_ENTRIES PROVIDED_
----------
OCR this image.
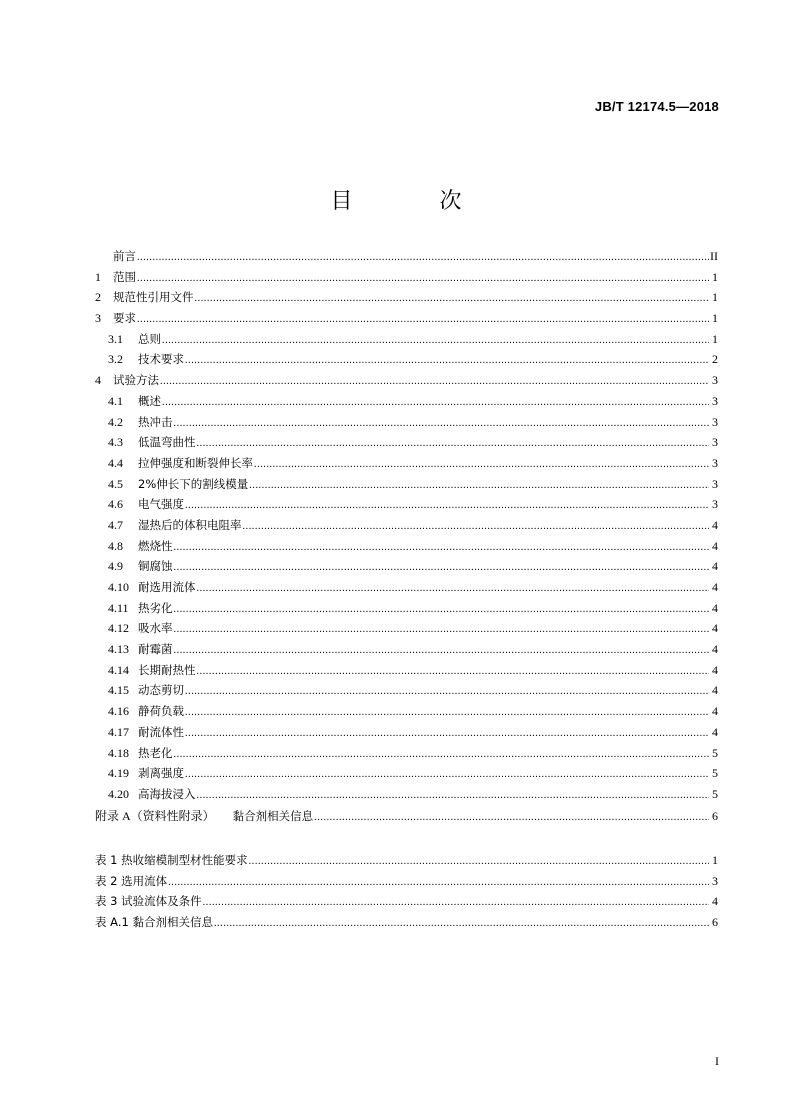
JB/T 12174.5—2018
目 次
前言 .....	II
1	范围 .....	1
2	规范性引用文件 .....	1
3	要求 .....	1
3.1	总则 .....	1
3.2	技术要求 .....	2
4	试验方法 .....	3
4.1	概述 .....	3
4.2	热冲击 .....	3
4.3	低温弯曲性 .....	3
4.4	拉伸强度和断裂伸长率 .....	3
4.5	2%伸长下的割线模量 .....	3
4.6	电气强度 .....	3
4.7	湿热后的体积电阻率 .....	4
4.8	燃烧性 .....	4
4.9	铜腐蚀 .....	4
4.10 耐选用流体 .....	4
4.11 热劣化 .....	4
4.12 吸水率 .....	4
4.13 耐霉菌 .....	4
4.14 长期耐热性 .....	4
4.15 动态剪切 .....	4
4.16 静荷负载 .....	4
4.17 耐流体性 .....	4
4.18 热老化 .....	5
4.19 剥离强度 .....	5
4.20 高海拔浸入 .....	5
附录 A（资料性附录） 黏合剂相关信息 .....	6
表 1 热收缩模制型材性能要求 .....	1
表 2 选用流体 .....	3
表 3 试验流体及条件 .....	4
表 A.1 黏合剂相关信息 .....	6
I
----------
_WHAT YOU NEED TO DO_
Transcribe the records above exactly, leaving out every picture.

_EXERCISE RESPONSE_
OCR this image.
JB/T 12174.5—2018
目 次
前言 .....	II
1	范围 .....	1
2	规范性引用文件 .....	1
3	要求 .....	1
3.1	总则 .....	1
3.2	技术要求 .....	2
4	试验方法 .....	3
4.1	概述 .....	3
4.2	热冲击 .....	3
4.3	低温弯曲性 .....	3
4.4	拉伸强度和断裂伸长率 .....	3
4.5	2%伸长下的割线模量 .....	3
4.6	电气强度 .....	3
4.7	湿热后的体积电阻率 .....	4
4.8	燃烧性 .....	4
4.9	铜腐蚀 .....	4
4.10 耐选用流体 .....	4
4.11 热劣化 .....	4
4.12 吸水率 .....	4
4.13 耐霉菌 .....	4
4.14 长期耐热性 .....	4
4.15 动态剪切 .....	4
4.16 静荷负载 .....	4
4.17 耐流体性 .....	4
4.18 热老化 .....	5
4.19 剥离强度 .....	5
4.20 高海拔浸入 .....	5
附录 A（资料性附录） 黏合剂相关信息 .....	6
表 1 热收缩模制型材性能要求 .....	1
表 2 选用流体 .....	3
表 3 试验流体及条件 .....	4
表 A.1 黏合剂相关信息 .....	6
I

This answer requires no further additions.